- [Records shown]:
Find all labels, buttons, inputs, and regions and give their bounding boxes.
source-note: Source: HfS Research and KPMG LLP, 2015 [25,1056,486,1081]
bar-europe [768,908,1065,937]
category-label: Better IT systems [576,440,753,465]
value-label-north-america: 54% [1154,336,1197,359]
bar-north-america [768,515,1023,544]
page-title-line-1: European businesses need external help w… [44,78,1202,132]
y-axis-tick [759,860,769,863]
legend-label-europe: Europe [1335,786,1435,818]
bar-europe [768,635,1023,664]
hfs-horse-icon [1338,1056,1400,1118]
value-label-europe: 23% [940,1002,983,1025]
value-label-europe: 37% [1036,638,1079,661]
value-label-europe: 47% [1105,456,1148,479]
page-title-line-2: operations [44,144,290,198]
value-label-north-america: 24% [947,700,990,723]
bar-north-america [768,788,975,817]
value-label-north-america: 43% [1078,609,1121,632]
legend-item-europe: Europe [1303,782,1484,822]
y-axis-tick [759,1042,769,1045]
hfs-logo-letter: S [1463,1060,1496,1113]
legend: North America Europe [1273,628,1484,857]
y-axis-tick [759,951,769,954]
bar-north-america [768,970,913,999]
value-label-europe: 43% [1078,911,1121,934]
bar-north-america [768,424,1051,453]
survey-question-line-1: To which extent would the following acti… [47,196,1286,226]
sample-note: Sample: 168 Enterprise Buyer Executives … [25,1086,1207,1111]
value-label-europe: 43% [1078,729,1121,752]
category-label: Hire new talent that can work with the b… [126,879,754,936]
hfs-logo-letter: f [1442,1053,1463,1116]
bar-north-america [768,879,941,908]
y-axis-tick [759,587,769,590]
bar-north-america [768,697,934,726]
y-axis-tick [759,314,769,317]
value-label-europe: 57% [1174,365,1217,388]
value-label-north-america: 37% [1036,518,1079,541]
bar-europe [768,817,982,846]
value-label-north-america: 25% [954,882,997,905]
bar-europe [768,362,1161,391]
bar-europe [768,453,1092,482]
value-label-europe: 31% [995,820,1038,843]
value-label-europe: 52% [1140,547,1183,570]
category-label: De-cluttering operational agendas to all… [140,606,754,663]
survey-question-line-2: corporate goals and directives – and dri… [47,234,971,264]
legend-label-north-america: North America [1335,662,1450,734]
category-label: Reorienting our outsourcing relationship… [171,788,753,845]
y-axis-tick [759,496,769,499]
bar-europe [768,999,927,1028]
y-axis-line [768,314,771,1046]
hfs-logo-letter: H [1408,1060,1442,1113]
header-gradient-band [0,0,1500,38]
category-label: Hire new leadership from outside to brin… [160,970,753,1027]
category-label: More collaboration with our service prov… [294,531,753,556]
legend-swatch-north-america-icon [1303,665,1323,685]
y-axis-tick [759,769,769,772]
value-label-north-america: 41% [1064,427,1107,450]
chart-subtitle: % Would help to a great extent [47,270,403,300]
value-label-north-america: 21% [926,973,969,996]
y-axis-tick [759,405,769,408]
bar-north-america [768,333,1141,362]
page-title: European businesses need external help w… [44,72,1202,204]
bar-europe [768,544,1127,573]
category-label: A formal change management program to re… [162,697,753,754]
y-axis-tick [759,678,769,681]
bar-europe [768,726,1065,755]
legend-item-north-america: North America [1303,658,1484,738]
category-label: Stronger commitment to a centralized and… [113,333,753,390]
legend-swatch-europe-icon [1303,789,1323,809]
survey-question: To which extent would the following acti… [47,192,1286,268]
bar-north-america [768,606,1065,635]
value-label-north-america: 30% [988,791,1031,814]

- [Objective]:
How many lines of the data above contain the word "businesses"? Reply with the number alone.

- [Full answer]:
2